**WRITTEN EXERCISE**
Copy out every line of the records below word for word, leaving out the pictures.

— START —

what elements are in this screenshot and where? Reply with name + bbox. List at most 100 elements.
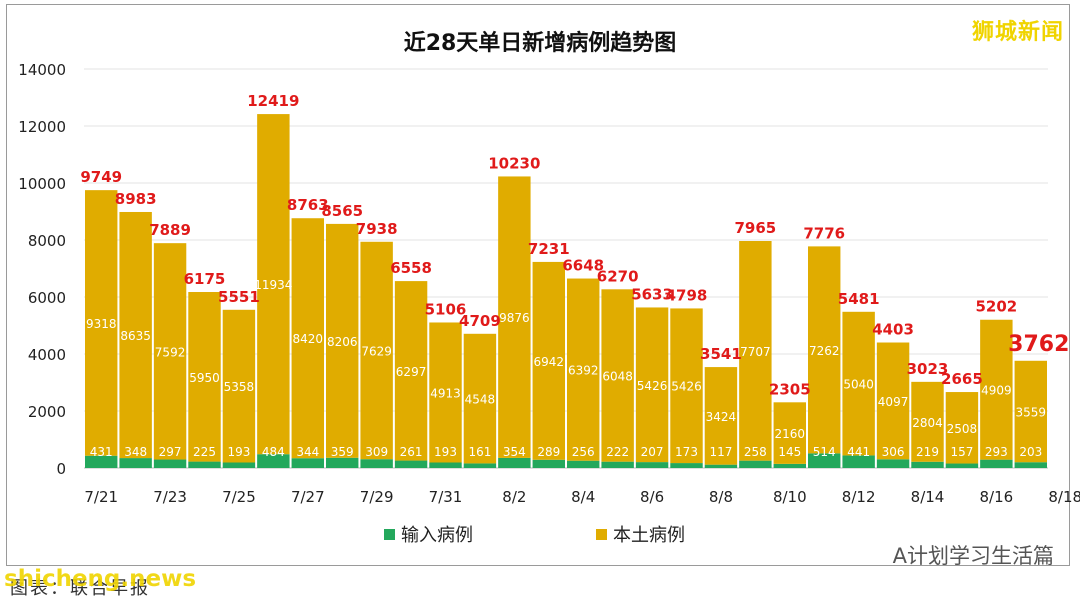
total-value-label: 6270 <box>597 267 639 285</box>
total-value-label: 4709 <box>459 312 501 330</box>
bar-imported <box>704 464 738 468</box>
local-value-label: 8635 <box>120 329 151 343</box>
local-value-label: 4913 <box>430 386 461 400</box>
bar-imported <box>739 460 772 468</box>
x-tick-label: 7/23 <box>153 488 187 506</box>
local-value-label: 4909 <box>981 384 1012 398</box>
bar-imported <box>222 462 256 468</box>
total-value-label: 7938 <box>356 220 398 238</box>
bar-imported <box>463 463 497 468</box>
imported-value-label: 261 <box>400 445 423 459</box>
local-value-label: 9876 <box>499 311 530 325</box>
total-value-label: 10230 <box>488 154 540 172</box>
x-tick-label: 8/16 <box>980 488 1014 506</box>
bar-local <box>1014 360 1047 463</box>
x-tick-label: 8/2 <box>502 488 526 506</box>
local-value-label: 7262 <box>809 344 840 358</box>
x-tick-label: 7/25 <box>222 488 256 506</box>
imported-value-label: 514 <box>813 445 836 459</box>
bar-imported <box>326 457 359 468</box>
total-value-label: 7231 <box>528 240 570 258</box>
local-value-label: 2508 <box>947 422 978 436</box>
total-value-label: 3762 <box>1008 332 1069 357</box>
local-value-label: 5040 <box>843 378 874 392</box>
bar-local <box>704 367 738 465</box>
imported-value-label: 157 <box>950 445 973 459</box>
bar-local <box>326 223 359 458</box>
bar-local <box>842 311 875 456</box>
imported-value-label: 309 <box>365 445 388 459</box>
local-value-label: 5426 <box>637 379 668 393</box>
bar-local <box>257 114 290 455</box>
bar-local <box>463 333 497 464</box>
imported-value-label: 306 <box>882 445 905 459</box>
bar-local <box>85 190 118 456</box>
imported-value-label: 293 <box>985 445 1008 459</box>
y-tick-label: 14000 <box>18 61 66 79</box>
total-value-label: 2665 <box>941 370 983 388</box>
bar-local <box>773 402 806 464</box>
bar-local <box>222 309 256 463</box>
bar-imported <box>153 459 187 468</box>
bar-imported <box>119 458 152 468</box>
imported-value-label: 193 <box>227 445 250 459</box>
bar-imported <box>876 459 910 468</box>
total-value-label: 7889 <box>149 221 191 239</box>
x-tick-label: 8/4 <box>571 488 595 506</box>
local-value-label: 3559 <box>1016 405 1047 419</box>
bar-local <box>188 292 221 462</box>
bar-local <box>670 308 703 464</box>
local-value-label: 4548 <box>465 393 496 407</box>
bar-imported <box>911 461 944 468</box>
bar-imported <box>670 463 703 468</box>
x-tick-label: 8/8 <box>709 488 733 506</box>
x-tick-label: 7/29 <box>360 488 394 506</box>
local-value-label: 5950 <box>189 371 220 385</box>
total-value-label: 4403 <box>872 321 914 339</box>
y-tick-label: 10000 <box>18 175 66 193</box>
y-tick-label: 4000 <box>28 346 66 364</box>
local-value-label: 5426 <box>671 380 702 394</box>
bar-imported <box>360 459 393 468</box>
total-value-label: 8763 <box>287 196 329 214</box>
bar-local <box>739 240 772 461</box>
bar-imported <box>635 462 669 468</box>
bar-imported <box>945 463 979 468</box>
total-value-label: 6648 <box>562 257 604 275</box>
wechat-brand: A计划学习生活篇 <box>892 544 1054 568</box>
total-value-label: 5481 <box>838 290 880 308</box>
imported-value-label: 222 <box>606 445 629 459</box>
legend-label-local: 本土病例 <box>613 525 685 546</box>
local-value-label: 2160 <box>775 427 806 441</box>
imported-value-label: 431 <box>90 445 113 459</box>
imported-value-label: 441 <box>847 445 870 459</box>
bar-imported <box>498 457 531 468</box>
bar-imported <box>188 461 221 468</box>
bar-local <box>394 281 428 461</box>
bar-local <box>498 176 531 458</box>
imported-value-label: 193 <box>434 445 457 459</box>
y-axis: 14000 12000 10000 8000 6000 4000 2000 0 <box>18 61 66 478</box>
y-tick-label: 0 <box>56 460 66 478</box>
x-tick-label: 8/12 <box>842 488 876 506</box>
bar-imported <box>980 459 1013 468</box>
legend: 输入病例 本土病例 <box>384 525 685 546</box>
x-tick-label: 8/10 <box>773 488 807 506</box>
total-value-label: 9749 <box>80 168 122 186</box>
imported-value-label: 344 <box>296 445 319 459</box>
imported-value-label: 359 <box>331 445 354 459</box>
legend-swatch-local <box>596 529 607 540</box>
imported-value-label: 173 <box>675 445 698 459</box>
bar-imported <box>291 458 324 468</box>
total-value-label: 3023 <box>907 360 949 378</box>
imported-value-label: 207 <box>641 445 664 459</box>
local-value-label: 6048 <box>602 369 633 383</box>
bar-local <box>360 241 393 460</box>
bar-local <box>532 261 565 460</box>
y-tick-label: 2000 <box>28 403 66 421</box>
x-tick-label: 7/27 <box>291 488 325 506</box>
bar-local <box>635 307 669 463</box>
legend-label-imported: 输入病例 <box>401 525 473 546</box>
bar-local <box>119 211 152 459</box>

— END —

**RESPONSE TO THE TASK**
what elements are in this screenshot and where? Reply with name + bbox. List at most 100 elements.
total-value-label: 6270 <box>597 267 639 285</box>
total-value-label: 4709 <box>459 312 501 330</box>
bar-imported <box>704 464 738 468</box>
local-value-label: 8635 <box>120 329 151 343</box>
local-value-label: 4913 <box>430 386 461 400</box>
bar-imported <box>739 460 772 468</box>
x-tick-label: 7/23 <box>153 488 187 506</box>
local-value-label: 4909 <box>981 384 1012 398</box>
bar-imported <box>222 462 256 468</box>
total-value-label: 7938 <box>356 220 398 238</box>
bar-imported <box>463 463 497 468</box>
imported-value-label: 261 <box>400 445 423 459</box>
local-value-label: 9876 <box>499 311 530 325</box>
total-value-label: 10230 <box>488 154 540 172</box>
x-tick-label: 8/16 <box>980 488 1014 506</box>
bar-local <box>1014 360 1047 463</box>
x-tick-label: 8/2 <box>502 488 526 506</box>
local-value-label: 7262 <box>809 344 840 358</box>
x-tick-label: 7/25 <box>222 488 256 506</box>
imported-value-label: 514 <box>813 445 836 459</box>
bar-imported <box>326 457 359 468</box>
total-value-label: 7231 <box>528 240 570 258</box>
local-value-label: 2508 <box>947 422 978 436</box>
total-value-label: 3762 <box>1008 332 1069 357</box>
local-value-label: 5040 <box>843 378 874 392</box>
bar-local <box>704 367 738 465</box>
imported-value-label: 157 <box>950 445 973 459</box>
bar-local <box>326 223 359 458</box>
bar-local <box>842 311 875 456</box>
imported-value-label: 309 <box>365 445 388 459</box>
local-value-label: 5426 <box>637 379 668 393</box>
bar-local <box>257 114 290 455</box>
bar-local <box>463 333 497 464</box>
imported-value-label: 306 <box>882 445 905 459</box>
bar-local <box>85 190 118 456</box>
imported-value-label: 293 <box>985 445 1008 459</box>
y-tick-label: 14000 <box>18 61 66 79</box>
total-value-label: 2665 <box>941 370 983 388</box>
bar-local <box>773 402 806 464</box>
bar-local <box>222 309 256 463</box>
bar-imported <box>153 459 187 468</box>
bar-imported <box>119 458 152 468</box>
imported-value-label: 193 <box>227 445 250 459</box>
bar-imported <box>876 459 910 468</box>
total-value-label: 7889 <box>149 221 191 239</box>
x-tick-label: 8/4 <box>571 488 595 506</box>
local-value-label: 3559 <box>1016 405 1047 419</box>
bar-local <box>188 292 221 462</box>
bar-local <box>670 308 703 464</box>
local-value-label: 4548 <box>465 393 496 407</box>
bar-imported <box>911 461 944 468</box>
bar-imported <box>670 463 703 468</box>
x-tick-label: 8/8 <box>709 488 733 506</box>
x-tick-label: 7/29 <box>360 488 394 506</box>
local-value-label: 5950 <box>189 371 220 385</box>
total-value-label: 4403 <box>872 321 914 339</box>
y-tick-label: 10000 <box>18 175 66 193</box>
y-tick-label: 4000 <box>28 346 66 364</box>
local-value-label: 5426 <box>671 380 702 394</box>
bar-imported <box>360 459 393 468</box>
total-value-label: 8763 <box>287 196 329 214</box>
bar-local <box>739 240 772 461</box>
bar-imported <box>635 462 669 468</box>
bar-imported <box>945 463 979 468</box>
total-value-label: 6648 <box>562 257 604 275</box>
wechat-brand: A计划学习生活篇 <box>892 544 1054 568</box>
total-value-label: 5481 <box>838 290 880 308</box>
imported-value-label: 222 <box>606 445 629 459</box>
legend-label-local: 本土病例 <box>613 525 685 546</box>
local-value-label: 2160 <box>775 427 806 441</box>
imported-value-label: 431 <box>90 445 113 459</box>
imported-value-label: 441 <box>847 445 870 459</box>
bar-imported <box>498 457 531 468</box>
bar-imported <box>188 461 221 468</box>
bar-local <box>394 281 428 461</box>
bar-local <box>498 176 531 458</box>
imported-value-label: 193 <box>434 445 457 459</box>
y-axis: 14000 12000 10000 8000 6000 4000 2000 0 <box>18 61 66 478</box>
y-tick-label: 0 <box>56 460 66 478</box>
x-tick-label: 8/12 <box>842 488 876 506</box>
bar-imported <box>980 459 1013 468</box>
legend: 输入病例 本土病例 <box>384 525 685 546</box>
x-tick-label: 8/10 <box>773 488 807 506</box>
total-value-label: 9749 <box>80 168 122 186</box>
imported-value-label: 344 <box>296 445 319 459</box>
imported-value-label: 359 <box>331 445 354 459</box>
legend-swatch-local <box>596 529 607 540</box>
imported-value-label: 173 <box>675 445 698 459</box>
bar-imported <box>291 458 324 468</box>
total-value-label: 3023 <box>907 360 949 378</box>
imported-value-label: 207 <box>641 445 664 459</box>
local-value-label: 6048 <box>602 369 633 383</box>
bar-local <box>360 241 393 460</box>
bar-local <box>532 261 565 460</box>
y-tick-label: 2000 <box>28 403 66 421</box>
x-tick-label: 7/27 <box>291 488 325 506</box>
bar-local <box>635 307 669 463</box>
legend-label-imported: 输入病例 <box>401 525 473 546</box>
bar-local <box>119 211 152 459</box>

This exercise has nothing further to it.